What this task involves:
Copy each line of the records that holds the string "JOSEPHINE".

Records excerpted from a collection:
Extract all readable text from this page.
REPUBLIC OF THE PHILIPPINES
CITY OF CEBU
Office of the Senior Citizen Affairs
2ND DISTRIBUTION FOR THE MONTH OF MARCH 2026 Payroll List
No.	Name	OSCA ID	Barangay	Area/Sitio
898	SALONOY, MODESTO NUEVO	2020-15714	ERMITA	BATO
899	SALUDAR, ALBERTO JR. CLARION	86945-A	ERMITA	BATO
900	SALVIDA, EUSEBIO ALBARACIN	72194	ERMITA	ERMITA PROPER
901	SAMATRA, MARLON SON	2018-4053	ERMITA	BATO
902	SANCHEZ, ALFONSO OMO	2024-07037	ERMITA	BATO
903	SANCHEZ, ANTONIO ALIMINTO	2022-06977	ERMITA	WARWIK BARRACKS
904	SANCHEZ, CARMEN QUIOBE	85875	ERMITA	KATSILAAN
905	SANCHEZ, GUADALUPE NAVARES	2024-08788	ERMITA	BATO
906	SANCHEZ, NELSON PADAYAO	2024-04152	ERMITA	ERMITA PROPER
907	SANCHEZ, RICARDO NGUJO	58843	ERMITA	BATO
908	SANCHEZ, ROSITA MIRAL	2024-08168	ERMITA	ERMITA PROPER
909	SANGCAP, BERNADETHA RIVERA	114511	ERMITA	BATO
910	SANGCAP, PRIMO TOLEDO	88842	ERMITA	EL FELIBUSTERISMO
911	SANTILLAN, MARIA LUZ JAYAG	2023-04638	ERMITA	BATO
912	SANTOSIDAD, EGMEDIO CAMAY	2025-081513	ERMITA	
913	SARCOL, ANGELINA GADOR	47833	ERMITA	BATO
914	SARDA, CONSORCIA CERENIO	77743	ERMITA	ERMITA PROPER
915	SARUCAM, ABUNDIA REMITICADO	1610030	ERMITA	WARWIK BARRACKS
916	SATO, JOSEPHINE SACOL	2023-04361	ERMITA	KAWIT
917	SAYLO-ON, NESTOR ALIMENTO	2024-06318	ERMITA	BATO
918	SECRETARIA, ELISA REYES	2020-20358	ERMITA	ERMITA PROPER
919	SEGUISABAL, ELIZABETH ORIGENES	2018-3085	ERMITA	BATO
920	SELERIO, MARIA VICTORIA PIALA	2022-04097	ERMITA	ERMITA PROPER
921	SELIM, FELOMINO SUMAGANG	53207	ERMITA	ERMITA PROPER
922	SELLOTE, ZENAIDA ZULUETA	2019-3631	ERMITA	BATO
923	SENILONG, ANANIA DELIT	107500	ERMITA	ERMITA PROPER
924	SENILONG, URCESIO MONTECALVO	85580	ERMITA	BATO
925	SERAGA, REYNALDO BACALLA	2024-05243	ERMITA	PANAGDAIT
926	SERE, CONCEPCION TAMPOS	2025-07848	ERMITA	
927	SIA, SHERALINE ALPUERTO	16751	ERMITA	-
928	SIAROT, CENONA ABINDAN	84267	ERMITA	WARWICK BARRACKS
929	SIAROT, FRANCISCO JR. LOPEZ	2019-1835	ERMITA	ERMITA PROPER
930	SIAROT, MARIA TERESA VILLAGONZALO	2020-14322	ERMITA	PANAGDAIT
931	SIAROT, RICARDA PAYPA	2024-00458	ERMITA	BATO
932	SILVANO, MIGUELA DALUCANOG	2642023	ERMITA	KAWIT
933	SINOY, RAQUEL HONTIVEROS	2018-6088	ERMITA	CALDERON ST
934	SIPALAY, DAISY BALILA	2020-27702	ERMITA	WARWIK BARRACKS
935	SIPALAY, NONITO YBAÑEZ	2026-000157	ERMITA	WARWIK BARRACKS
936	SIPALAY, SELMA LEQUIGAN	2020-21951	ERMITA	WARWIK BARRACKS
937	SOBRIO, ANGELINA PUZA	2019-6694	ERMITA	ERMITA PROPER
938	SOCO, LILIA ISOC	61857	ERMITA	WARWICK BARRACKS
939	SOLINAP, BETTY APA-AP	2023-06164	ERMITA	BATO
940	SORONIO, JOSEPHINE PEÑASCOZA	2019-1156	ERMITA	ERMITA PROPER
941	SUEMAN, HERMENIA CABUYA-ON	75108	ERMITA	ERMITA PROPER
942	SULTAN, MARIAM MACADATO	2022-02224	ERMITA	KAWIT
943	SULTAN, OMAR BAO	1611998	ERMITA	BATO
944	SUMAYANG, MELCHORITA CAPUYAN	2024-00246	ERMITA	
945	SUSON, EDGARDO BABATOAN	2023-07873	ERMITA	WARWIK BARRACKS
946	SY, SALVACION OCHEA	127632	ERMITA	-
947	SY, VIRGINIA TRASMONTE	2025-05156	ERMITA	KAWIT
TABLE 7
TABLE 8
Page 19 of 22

Response for this exercise:
916	SATO, JOSEPHINE SACOL	2023-04361	ERMITA	KAWIT
940	SORONIO, JOSEPHINE PEÑASCOZA	2019-1156	ERMITA	ERMITA PROPER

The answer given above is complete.